## Exercise requirements
Filter the entries below, keeping only lines with the word "favoritos".

***** Records shown

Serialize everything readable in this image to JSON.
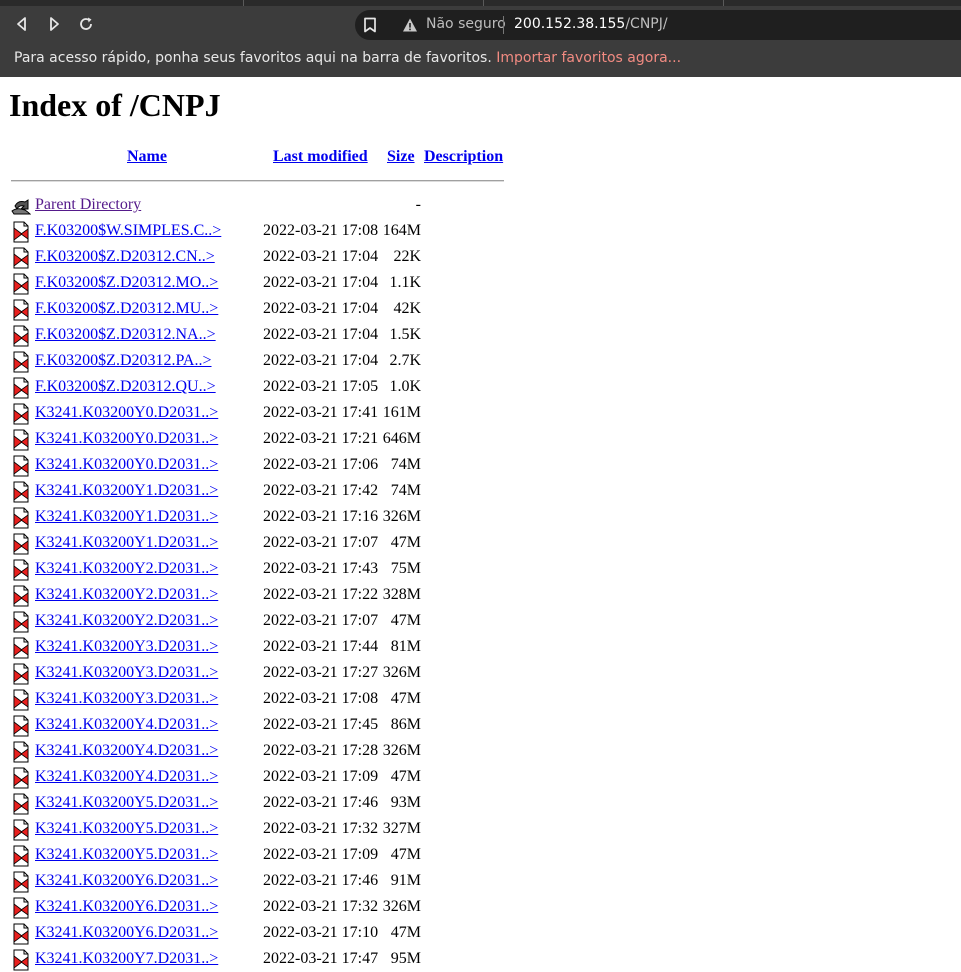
{
  "browser": {
    "security_label": "Não seguro",
    "url_host": "200.152.38.155",
    "url_path": "/CNPJ/",
    "bookmarks_prompt": "Para acesso rápido, ponha seus favoritos aqui na barra de favoritos.",
    "bookmarks_import_link": "Importar favoritos agora...",
    "link_color": "#f28b82"
  },
  "page": {
    "title": "Index of /CNPJ",
    "columns": {
      "name": "Name",
      "last_modified": "Last modified",
      "size": "Size",
      "description": "Description"
    },
    "parent": {
      "name": "Parent Directory",
      "size": "-"
    },
    "files": [
      {
        "name": "F.K03200$W.SIMPLES.C..>",
        "modified": "2022-03-21 17:08",
        "size": "164M"
      },
      {
        "name": "F.K03200$Z.D20312.CN..>",
        "modified": "2022-03-21 17:04",
        "size": "22K"
      },
      {
        "name": "F.K03200$Z.D20312.MO..>",
        "modified": "2022-03-21 17:04",
        "size": "1.1K"
      },
      {
        "name": "F.K03200$Z.D20312.MU..>",
        "modified": "2022-03-21 17:04",
        "size": "42K"
      },
      {
        "name": "F.K03200$Z.D20312.NA..>",
        "modified": "2022-03-21 17:04",
        "size": "1.5K"
      },
      {
        "name": "F.K03200$Z.D20312.PA..>",
        "modified": "2022-03-21 17:04",
        "size": "2.7K"
      },
      {
        "name": "F.K03200$Z.D20312.QU..>",
        "modified": "2022-03-21 17:05",
        "size": "1.0K"
      },
      {
        "name": "K3241.K03200Y0.D2031..>",
        "modified": "2022-03-21 17:41",
        "size": "161M"
      },
      {
        "name": "K3241.K03200Y0.D2031..>",
        "modified": "2022-03-21 17:21",
        "size": "646M"
      },
      {
        "name": "K3241.K03200Y0.D2031..>",
        "modified": "2022-03-21 17:06",
        "size": "74M"
      },
      {
        "name": "K3241.K03200Y1.D2031..>",
        "modified": "2022-03-21 17:42",
        "size": "74M"
      },
      {
        "name": "K3241.K03200Y1.D2031..>",
        "modified": "2022-03-21 17:16",
        "size": "326M"
      },
      {
        "name": "K3241.K03200Y1.D2031..>",
        "modified": "2022-03-21 17:07",
        "size": "47M"
      },
      {
        "name": "K3241.K03200Y2.D2031..>",
        "modified": "2022-03-21 17:43",
        "size": "75M"
      },
      {
        "name": "K3241.K03200Y2.D2031..>",
        "modified": "2022-03-21 17:22",
        "size": "328M"
      },
      {
        "name": "K3241.K03200Y2.D2031..>",
        "modified": "2022-03-21 17:07",
        "size": "47M"
      },
      {
        "name": "K3241.K03200Y3.D2031..>",
        "modified": "2022-03-21 17:44",
        "size": "81M"
      },
      {
        "name": "K3241.K03200Y3.D2031..>",
        "modified": "2022-03-21 17:27",
        "size": "326M"
      },
      {
        "name": "K3241.K03200Y3.D2031..>",
        "modified": "2022-03-21 17:08",
        "size": "47M"
      },
      {
        "name": "K3241.K03200Y4.D2031..>",
        "modified": "2022-03-21 17:45",
        "size": "86M"
      },
      {
        "name": "K3241.K03200Y4.D2031..>",
        "modified": "2022-03-21 17:28",
        "size": "326M"
      },
      {
        "name": "K3241.K03200Y4.D2031..>",
        "modified": "2022-03-21 17:09",
        "size": "47M"
      },
      {
        "name": "K3241.K03200Y5.D2031..>",
        "modified": "2022-03-21 17:46",
        "size": "93M"
      },
      {
        "name": "K3241.K03200Y5.D2031..>",
        "modified": "2022-03-21 17:32",
        "size": "327M"
      },
      {
        "name": "K3241.K03200Y5.D2031..>",
        "modified": "2022-03-21 17:09",
        "size": "47M"
      },
      {
        "name": "K3241.K03200Y6.D2031..>",
        "modified": "2022-03-21 17:46",
        "size": "91M"
      },
      {
        "name": "K3241.K03200Y6.D2031..>",
        "modified": "2022-03-21 17:32",
        "size": "326M"
      },
      {
        "name": "K3241.K03200Y6.D2031..>",
        "modified": "2022-03-21 17:10",
        "size": "47M"
      },
      {
        "name": "K3241.K03200Y7.D2031..>",
        "modified": "2022-03-21 17:47",
        "size": "95M"
      }
    ]
  }
}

**********

## Response below
    "bookmarks_prompt": "Para acesso rápido, ponha seus favoritos aqui na barra de favoritos.",
    "bookmarks_import_link": "Importar favoritos agora...",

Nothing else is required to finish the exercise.